Set exercise: Return all entries precisely as they stand, without the images.

Items:
------------------------

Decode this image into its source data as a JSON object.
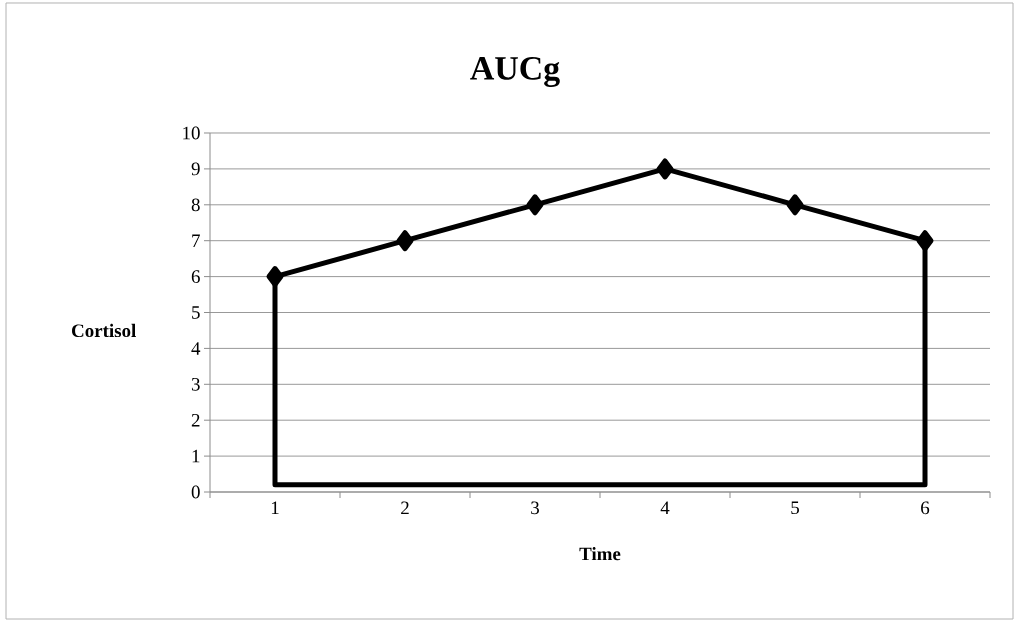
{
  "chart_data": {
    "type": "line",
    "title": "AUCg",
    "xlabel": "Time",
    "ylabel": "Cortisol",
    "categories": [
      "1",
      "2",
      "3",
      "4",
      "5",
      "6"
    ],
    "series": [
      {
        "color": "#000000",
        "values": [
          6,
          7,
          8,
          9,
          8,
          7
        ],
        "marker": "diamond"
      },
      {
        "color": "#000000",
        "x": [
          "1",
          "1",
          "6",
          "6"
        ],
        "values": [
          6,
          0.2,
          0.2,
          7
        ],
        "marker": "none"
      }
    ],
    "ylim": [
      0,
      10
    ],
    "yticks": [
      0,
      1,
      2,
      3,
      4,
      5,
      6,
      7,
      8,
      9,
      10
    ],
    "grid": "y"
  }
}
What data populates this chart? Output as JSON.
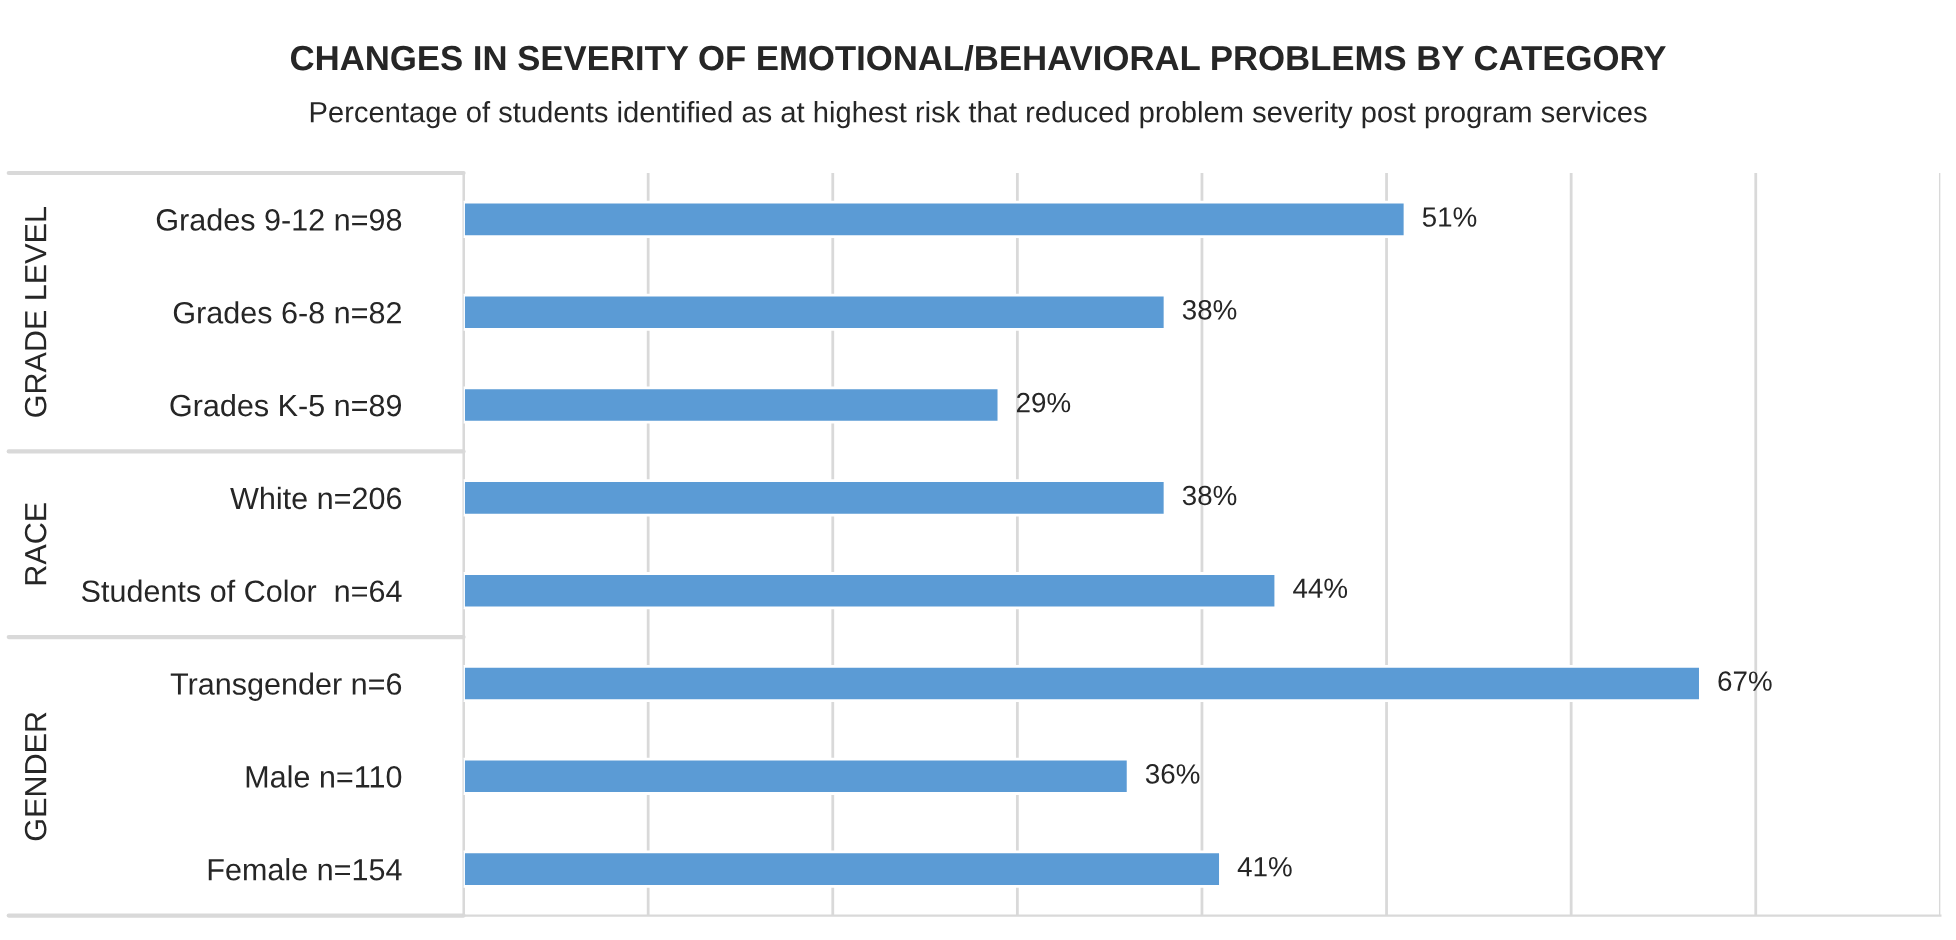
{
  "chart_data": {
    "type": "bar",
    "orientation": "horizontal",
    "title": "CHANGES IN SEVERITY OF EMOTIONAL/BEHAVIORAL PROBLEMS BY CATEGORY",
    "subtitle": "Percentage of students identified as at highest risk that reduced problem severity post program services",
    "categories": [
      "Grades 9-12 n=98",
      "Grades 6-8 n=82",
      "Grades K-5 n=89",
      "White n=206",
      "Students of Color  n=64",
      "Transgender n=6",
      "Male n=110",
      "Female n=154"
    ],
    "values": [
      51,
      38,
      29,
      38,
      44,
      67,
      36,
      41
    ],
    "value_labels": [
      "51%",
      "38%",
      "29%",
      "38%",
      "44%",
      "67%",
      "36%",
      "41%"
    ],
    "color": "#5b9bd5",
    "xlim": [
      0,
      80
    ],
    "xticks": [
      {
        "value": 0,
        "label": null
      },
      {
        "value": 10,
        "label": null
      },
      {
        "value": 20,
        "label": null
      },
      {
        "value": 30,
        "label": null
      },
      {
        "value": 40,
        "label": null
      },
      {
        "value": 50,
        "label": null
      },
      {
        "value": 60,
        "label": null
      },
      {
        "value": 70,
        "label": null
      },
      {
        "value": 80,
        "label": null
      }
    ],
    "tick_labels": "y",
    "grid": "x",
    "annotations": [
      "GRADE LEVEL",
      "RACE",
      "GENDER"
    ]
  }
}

------------------------

Problem solution:
Decode this image into its source data as a JSON object.
{
  "chart_data": {
    "type": "line",
    "title": "AUCg",
    "xlabel": "Time",
    "ylabel": "Cortisol",
    "categories": [
      "1",
      "2",
      "3",
      "4",
      "5",
      "6"
    ],
    "series": [
      {
        "color": "#000000",
        "values": [
          6,
          7,
          8,
          9,
          8,
          7
        ],
        "marker": "diamond"
      },
      {
        "color": "#000000",
        "x": [
          "1",
          "1",
          "6",
          "6"
        ],
        "values": [
          6,
          0.2,
          0.2,
          7
        ],
        "marker": "none"
      }
    ],
    "ylim": [
      0,
      10
    ],
    "yticks": [
      0,
      1,
      2,
      3,
      4,
      5,
      6,
      7,
      8,
      9,
      10
    ],
    "grid": "y"
  }
}
What data populates this chart? Output as JSON.
{
  "chart_data": {
    "type": "bar",
    "orientation": "horizontal",
    "title": "CHANGES IN SEVERITY OF EMOTIONAL/BEHAVIORAL PROBLEMS BY CATEGORY",
    "subtitle": "Percentage of students identified as at highest risk that reduced problem severity post program services",
    "categories": [
      "Grades 9-12 n=98",
      "Grades 6-8 n=82",
      "Grades K-5 n=89",
      "White n=206",
      "Students of Color  n=64",
      "Transgender n=6",
      "Male n=110",
      "Female n=154"
    ],
    "values": [
      51,
      38,
      29,
      38,
      44,
      67,
      36,
      41
    ],
    "value_labels": [
      "51%",
      "38%",
      "29%",
      "38%",
      "44%",
      "67%",
      "36%",
      "41%"
    ],
    "color": "#5b9bd5",
    "xlim": [
      0,
      80
    ],
    "xticks": [
      {
        "value": 0,
        "label": null
      },
      {
        "value": 10,
        "label": null
      },
      {
        "value": 20,
        "label": null
      },
      {
        "value": 30,
        "label": null
      },
      {
        "value": 40,
        "label": null
      },
      {
        "value": 50,
        "label": null
      },
      {
        "value": 60,
        "label": null
      },
      {
        "value": 70,
        "label": null
      },
      {
        "value": 80,
        "label": null
      }
    ],
    "tick_labels": "y",
    "grid": "x",
    "annotations": [
      "GRADE LEVEL",
      "RACE",
      "GENDER"
    ]
  }
}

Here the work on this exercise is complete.